▶ EXERCISE REQUIREMENTS
Collect every line of the records below that contains the word "image".

-- Begin --

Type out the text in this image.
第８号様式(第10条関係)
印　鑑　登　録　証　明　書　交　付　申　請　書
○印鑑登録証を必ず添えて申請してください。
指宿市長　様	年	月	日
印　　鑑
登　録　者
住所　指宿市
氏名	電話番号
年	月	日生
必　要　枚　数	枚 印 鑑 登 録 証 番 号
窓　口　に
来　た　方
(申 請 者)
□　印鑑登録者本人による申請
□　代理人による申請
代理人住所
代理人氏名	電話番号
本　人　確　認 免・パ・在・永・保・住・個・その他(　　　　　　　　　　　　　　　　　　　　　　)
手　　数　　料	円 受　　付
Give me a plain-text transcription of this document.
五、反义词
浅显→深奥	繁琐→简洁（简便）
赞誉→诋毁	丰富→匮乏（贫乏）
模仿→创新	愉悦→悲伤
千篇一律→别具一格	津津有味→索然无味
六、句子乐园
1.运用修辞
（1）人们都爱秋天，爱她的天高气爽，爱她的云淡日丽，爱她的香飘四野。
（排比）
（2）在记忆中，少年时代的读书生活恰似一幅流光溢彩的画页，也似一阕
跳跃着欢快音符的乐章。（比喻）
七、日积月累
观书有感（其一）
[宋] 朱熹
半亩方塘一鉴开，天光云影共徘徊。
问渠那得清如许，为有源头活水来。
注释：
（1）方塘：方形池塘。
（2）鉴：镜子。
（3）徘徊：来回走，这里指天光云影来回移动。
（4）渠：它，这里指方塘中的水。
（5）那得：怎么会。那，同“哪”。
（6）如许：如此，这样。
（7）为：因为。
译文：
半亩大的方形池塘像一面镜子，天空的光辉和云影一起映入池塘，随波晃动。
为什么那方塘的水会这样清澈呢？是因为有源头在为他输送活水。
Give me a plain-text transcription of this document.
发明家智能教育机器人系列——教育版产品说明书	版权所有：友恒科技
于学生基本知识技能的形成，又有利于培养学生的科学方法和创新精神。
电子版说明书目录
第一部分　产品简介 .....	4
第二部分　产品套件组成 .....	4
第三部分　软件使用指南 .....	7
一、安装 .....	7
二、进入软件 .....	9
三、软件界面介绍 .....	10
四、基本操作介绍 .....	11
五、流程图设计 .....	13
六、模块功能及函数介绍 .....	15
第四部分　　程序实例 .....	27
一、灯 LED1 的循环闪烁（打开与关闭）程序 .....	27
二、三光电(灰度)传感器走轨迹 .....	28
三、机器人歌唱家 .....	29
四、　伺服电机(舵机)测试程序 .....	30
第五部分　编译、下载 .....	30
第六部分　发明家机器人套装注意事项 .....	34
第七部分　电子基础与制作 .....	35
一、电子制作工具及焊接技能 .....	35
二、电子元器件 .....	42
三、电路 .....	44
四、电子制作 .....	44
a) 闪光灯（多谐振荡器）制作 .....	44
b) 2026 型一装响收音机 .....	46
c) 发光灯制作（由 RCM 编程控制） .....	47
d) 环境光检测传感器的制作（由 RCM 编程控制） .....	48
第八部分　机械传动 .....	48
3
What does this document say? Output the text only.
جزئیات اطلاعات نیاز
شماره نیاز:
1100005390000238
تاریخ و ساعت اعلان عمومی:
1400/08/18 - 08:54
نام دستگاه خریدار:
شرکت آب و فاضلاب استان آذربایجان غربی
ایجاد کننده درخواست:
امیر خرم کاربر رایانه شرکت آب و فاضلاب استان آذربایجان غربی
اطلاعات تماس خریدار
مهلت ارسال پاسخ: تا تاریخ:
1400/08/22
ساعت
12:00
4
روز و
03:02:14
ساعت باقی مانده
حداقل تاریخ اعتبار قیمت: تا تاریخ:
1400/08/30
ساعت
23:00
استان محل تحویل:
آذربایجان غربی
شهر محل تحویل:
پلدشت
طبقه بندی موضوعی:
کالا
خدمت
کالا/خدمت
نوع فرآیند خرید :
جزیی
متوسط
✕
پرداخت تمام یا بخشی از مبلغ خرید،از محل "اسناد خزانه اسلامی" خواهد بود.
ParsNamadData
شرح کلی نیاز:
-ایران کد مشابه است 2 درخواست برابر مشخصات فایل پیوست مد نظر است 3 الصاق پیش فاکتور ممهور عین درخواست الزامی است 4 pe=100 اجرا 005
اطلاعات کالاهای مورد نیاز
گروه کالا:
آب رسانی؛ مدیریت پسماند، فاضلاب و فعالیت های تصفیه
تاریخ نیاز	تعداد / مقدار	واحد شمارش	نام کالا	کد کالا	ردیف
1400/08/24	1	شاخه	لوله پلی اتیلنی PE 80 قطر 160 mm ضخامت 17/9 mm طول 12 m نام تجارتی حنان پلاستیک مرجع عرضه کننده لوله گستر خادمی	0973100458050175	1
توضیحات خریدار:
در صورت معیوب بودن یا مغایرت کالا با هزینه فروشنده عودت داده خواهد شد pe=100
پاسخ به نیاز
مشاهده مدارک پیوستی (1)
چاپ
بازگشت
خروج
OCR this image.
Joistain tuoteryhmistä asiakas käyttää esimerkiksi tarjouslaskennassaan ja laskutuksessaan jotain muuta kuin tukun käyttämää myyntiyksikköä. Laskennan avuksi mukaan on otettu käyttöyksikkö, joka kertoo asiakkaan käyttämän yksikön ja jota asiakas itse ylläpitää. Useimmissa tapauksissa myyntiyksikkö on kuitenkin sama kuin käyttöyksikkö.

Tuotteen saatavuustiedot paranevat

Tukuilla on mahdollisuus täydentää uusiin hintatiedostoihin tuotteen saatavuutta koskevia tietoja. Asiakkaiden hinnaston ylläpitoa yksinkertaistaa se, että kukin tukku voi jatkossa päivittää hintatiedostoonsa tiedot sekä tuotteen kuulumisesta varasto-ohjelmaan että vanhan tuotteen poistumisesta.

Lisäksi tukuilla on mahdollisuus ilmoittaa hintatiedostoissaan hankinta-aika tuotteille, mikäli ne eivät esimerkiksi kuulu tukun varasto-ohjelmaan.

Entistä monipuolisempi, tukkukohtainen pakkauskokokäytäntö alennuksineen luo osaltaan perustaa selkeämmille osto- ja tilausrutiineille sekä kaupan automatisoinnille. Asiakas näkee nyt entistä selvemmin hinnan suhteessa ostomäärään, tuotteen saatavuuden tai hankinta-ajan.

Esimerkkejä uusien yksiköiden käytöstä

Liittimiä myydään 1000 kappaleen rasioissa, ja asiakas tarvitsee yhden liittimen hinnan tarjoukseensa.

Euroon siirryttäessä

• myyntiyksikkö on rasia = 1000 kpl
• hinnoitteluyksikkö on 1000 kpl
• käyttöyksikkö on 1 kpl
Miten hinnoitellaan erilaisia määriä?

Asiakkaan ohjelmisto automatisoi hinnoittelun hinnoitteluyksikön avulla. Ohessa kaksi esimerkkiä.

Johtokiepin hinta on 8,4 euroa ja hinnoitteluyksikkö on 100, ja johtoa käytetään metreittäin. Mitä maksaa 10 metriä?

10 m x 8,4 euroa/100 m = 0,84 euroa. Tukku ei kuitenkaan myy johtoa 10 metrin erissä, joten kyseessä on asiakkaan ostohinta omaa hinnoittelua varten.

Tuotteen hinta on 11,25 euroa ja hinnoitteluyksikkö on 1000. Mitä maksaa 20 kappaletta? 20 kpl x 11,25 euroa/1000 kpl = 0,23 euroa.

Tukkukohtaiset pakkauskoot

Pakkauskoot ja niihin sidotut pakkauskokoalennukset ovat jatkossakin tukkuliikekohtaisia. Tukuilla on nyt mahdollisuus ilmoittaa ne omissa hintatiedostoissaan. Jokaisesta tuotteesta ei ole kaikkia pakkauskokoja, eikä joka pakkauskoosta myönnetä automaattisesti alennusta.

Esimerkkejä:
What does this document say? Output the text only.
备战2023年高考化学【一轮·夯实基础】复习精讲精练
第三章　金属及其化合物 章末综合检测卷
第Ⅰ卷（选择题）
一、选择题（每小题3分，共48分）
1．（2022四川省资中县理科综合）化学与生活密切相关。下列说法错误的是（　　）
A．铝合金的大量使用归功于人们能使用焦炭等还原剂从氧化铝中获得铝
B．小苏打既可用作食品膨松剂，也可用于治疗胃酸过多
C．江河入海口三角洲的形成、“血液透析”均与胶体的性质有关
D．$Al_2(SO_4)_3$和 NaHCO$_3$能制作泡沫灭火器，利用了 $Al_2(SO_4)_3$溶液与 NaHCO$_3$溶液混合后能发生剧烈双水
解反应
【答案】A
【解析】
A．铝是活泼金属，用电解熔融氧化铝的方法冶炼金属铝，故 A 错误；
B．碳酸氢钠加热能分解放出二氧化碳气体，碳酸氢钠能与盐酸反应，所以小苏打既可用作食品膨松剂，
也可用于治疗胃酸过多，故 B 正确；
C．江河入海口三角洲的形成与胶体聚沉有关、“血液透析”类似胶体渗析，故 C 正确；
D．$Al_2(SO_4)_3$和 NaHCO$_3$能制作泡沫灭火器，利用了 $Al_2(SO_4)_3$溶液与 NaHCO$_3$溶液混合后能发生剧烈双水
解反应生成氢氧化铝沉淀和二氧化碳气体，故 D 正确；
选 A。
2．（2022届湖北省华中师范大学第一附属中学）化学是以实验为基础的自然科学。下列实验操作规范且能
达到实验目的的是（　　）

-- End --

▶ EXERCISE OUTPUT
Type out the text in this image.
OCR this image.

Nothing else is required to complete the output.